* **Exercise task**
Copy out every record below exactly as written, but leave out any pictures.

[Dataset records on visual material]
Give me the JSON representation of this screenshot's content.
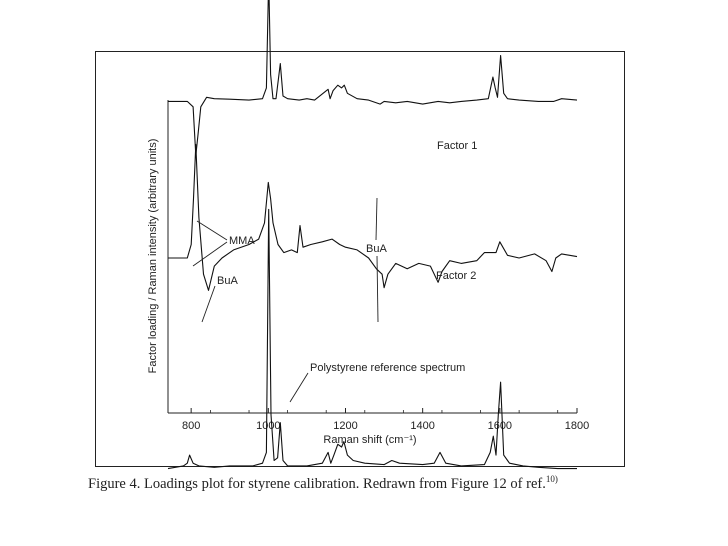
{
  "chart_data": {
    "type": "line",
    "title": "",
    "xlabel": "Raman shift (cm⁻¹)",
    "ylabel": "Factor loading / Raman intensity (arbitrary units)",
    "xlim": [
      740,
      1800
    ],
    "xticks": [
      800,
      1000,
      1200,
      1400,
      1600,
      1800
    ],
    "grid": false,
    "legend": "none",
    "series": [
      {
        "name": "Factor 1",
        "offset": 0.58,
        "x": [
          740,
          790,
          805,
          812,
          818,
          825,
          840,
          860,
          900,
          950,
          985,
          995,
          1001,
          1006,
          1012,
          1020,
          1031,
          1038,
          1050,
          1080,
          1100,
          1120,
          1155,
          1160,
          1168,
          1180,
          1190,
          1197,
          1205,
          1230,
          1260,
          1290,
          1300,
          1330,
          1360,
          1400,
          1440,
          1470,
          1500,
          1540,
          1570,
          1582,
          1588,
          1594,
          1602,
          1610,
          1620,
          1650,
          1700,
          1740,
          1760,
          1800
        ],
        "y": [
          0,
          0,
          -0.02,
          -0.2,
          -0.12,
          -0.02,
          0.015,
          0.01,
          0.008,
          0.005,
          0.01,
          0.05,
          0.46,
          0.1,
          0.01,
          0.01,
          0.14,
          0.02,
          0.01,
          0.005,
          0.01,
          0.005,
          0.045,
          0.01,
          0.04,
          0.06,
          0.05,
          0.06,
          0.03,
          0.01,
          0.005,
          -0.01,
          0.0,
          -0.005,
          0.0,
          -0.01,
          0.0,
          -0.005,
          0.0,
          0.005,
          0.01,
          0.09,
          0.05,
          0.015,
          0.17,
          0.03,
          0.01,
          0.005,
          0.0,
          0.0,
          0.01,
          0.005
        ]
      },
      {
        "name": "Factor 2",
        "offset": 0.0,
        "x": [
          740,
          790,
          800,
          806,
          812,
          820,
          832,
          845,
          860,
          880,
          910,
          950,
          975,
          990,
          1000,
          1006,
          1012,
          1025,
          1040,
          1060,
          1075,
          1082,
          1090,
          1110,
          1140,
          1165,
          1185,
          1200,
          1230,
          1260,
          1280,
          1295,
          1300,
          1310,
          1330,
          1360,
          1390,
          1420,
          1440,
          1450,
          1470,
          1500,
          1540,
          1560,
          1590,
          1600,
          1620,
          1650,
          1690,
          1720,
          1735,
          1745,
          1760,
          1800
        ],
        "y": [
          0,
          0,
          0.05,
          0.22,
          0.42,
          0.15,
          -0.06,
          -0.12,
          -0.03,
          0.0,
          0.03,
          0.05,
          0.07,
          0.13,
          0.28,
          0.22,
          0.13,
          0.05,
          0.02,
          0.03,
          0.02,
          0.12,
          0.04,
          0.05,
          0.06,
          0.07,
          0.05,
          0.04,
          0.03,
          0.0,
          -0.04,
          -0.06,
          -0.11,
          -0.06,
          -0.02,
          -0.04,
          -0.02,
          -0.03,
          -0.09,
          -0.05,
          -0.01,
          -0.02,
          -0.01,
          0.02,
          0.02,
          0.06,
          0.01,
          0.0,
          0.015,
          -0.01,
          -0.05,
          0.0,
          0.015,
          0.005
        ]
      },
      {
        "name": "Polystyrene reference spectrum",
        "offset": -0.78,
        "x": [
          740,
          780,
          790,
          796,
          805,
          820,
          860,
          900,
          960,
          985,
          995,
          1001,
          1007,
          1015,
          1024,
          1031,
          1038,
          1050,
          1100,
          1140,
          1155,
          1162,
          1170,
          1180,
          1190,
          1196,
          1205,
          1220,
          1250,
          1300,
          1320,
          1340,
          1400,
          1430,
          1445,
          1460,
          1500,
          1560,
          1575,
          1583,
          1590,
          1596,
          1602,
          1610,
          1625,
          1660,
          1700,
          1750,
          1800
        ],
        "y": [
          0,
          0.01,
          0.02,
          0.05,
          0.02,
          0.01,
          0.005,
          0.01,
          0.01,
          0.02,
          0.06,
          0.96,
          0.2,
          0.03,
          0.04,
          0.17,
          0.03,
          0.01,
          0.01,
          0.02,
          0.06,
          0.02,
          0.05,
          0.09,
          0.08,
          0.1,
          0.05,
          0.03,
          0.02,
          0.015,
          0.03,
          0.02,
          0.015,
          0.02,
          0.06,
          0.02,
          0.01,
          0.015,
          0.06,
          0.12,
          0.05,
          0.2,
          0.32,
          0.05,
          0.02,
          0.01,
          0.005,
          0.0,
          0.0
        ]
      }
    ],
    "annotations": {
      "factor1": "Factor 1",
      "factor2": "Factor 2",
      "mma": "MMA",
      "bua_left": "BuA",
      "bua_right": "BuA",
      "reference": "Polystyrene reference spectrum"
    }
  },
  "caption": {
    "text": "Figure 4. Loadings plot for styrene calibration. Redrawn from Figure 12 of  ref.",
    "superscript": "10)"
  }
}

* **Result for this exercise**
Give me the JSON representation of this screenshot's content.
{
  "chart_data": {
    "type": "line",
    "title": "",
    "xlabel": "Raman shift (cm⁻¹)",
    "ylabel": "Factor loading / Raman intensity (arbitrary units)",
    "xlim": [
      740,
      1800
    ],
    "xticks": [
      800,
      1000,
      1200,
      1400,
      1600,
      1800
    ],
    "grid": false,
    "legend": "none",
    "series": [
      {
        "name": "Factor 1",
        "offset": 0.58,
        "x": [
          740,
          790,
          805,
          812,
          818,
          825,
          840,
          860,
          900,
          950,
          985,
          995,
          1001,
          1006,
          1012,
          1020,
          1031,
          1038,
          1050,
          1080,
          1100,
          1120,
          1155,
          1160,
          1168,
          1180,
          1190,
          1197,
          1205,
          1230,
          1260,
          1290,
          1300,
          1330,
          1360,
          1400,
          1440,
          1470,
          1500,
          1540,
          1570,
          1582,
          1588,
          1594,
          1602,
          1610,
          1620,
          1650,
          1700,
          1740,
          1760,
          1800
        ],
        "y": [
          0,
          0,
          -0.02,
          -0.2,
          -0.12,
          -0.02,
          0.015,
          0.01,
          0.008,
          0.005,
          0.01,
          0.05,
          0.46,
          0.1,
          0.01,
          0.01,
          0.14,
          0.02,
          0.01,
          0.005,
          0.01,
          0.005,
          0.045,
          0.01,
          0.04,
          0.06,
          0.05,
          0.06,
          0.03,
          0.01,
          0.005,
          -0.01,
          0.0,
          -0.005,
          0.0,
          -0.01,
          0.0,
          -0.005,
          0.0,
          0.005,
          0.01,
          0.09,
          0.05,
          0.015,
          0.17,
          0.03,
          0.01,
          0.005,
          0.0,
          0.0,
          0.01,
          0.005
        ]
      },
      {
        "name": "Factor 2",
        "offset": 0.0,
        "x": [
          740,
          790,
          800,
          806,
          812,
          820,
          832,
          845,
          860,
          880,
          910,
          950,
          975,
          990,
          1000,
          1006,
          1012,
          1025,
          1040,
          1060,
          1075,
          1082,
          1090,
          1110,
          1140,
          1165,
          1185,
          1200,
          1230,
          1260,
          1280,
          1295,
          1300,
          1310,
          1330,
          1360,
          1390,
          1420,
          1440,
          1450,
          1470,
          1500,
          1540,
          1560,
          1590,
          1600,
          1620,
          1650,
          1690,
          1720,
          1735,
          1745,
          1760,
          1800
        ],
        "y": [
          0,
          0,
          0.05,
          0.22,
          0.42,
          0.15,
          -0.06,
          -0.12,
          -0.03,
          0.0,
          0.03,
          0.05,
          0.07,
          0.13,
          0.28,
          0.22,
          0.13,
          0.05,
          0.02,
          0.03,
          0.02,
          0.12,
          0.04,
          0.05,
          0.06,
          0.07,
          0.05,
          0.04,
          0.03,
          0.0,
          -0.04,
          -0.06,
          -0.11,
          -0.06,
          -0.02,
          -0.04,
          -0.02,
          -0.03,
          -0.09,
          -0.05,
          -0.01,
          -0.02,
          -0.01,
          0.02,
          0.02,
          0.06,
          0.01,
          0.0,
          0.015,
          -0.01,
          -0.05,
          0.0,
          0.015,
          0.005
        ]
      },
      {
        "name": "Polystyrene reference spectrum",
        "offset": -0.78,
        "x": [
          740,
          780,
          790,
          796,
          805,
          820,
          860,
          900,
          960,
          985,
          995,
          1001,
          1007,
          1015,
          1024,
          1031,
          1038,
          1050,
          1100,
          1140,
          1155,
          1162,
          1170,
          1180,
          1190,
          1196,
          1205,
          1220,
          1250,
          1300,
          1320,
          1340,
          1400,
          1430,
          1445,
          1460,
          1500,
          1560,
          1575,
          1583,
          1590,
          1596,
          1602,
          1610,
          1625,
          1660,
          1700,
          1750,
          1800
        ],
        "y": [
          0,
          0.01,
          0.02,
          0.05,
          0.02,
          0.01,
          0.005,
          0.01,
          0.01,
          0.02,
          0.06,
          0.96,
          0.2,
          0.03,
          0.04,
          0.17,
          0.03,
          0.01,
          0.01,
          0.02,
          0.06,
          0.02,
          0.05,
          0.09,
          0.08,
          0.1,
          0.05,
          0.03,
          0.02,
          0.015,
          0.03,
          0.02,
          0.015,
          0.02,
          0.06,
          0.02,
          0.01,
          0.015,
          0.06,
          0.12,
          0.05,
          0.2,
          0.32,
          0.05,
          0.02,
          0.01,
          0.005,
          0.0,
          0.0
        ]
      }
    ],
    "annotations": {
      "factor1": "Factor 1",
      "factor2": "Factor 2",
      "mma": "MMA",
      "bua_left": "BuA",
      "bua_right": "BuA",
      "reference": "Polystyrene reference spectrum"
    }
  },
  "caption": {
    "text": "Figure 4. Loadings plot for styrene calibration. Redrawn from Figure 12 of  ref.",
    "superscript": "10)"
  }
}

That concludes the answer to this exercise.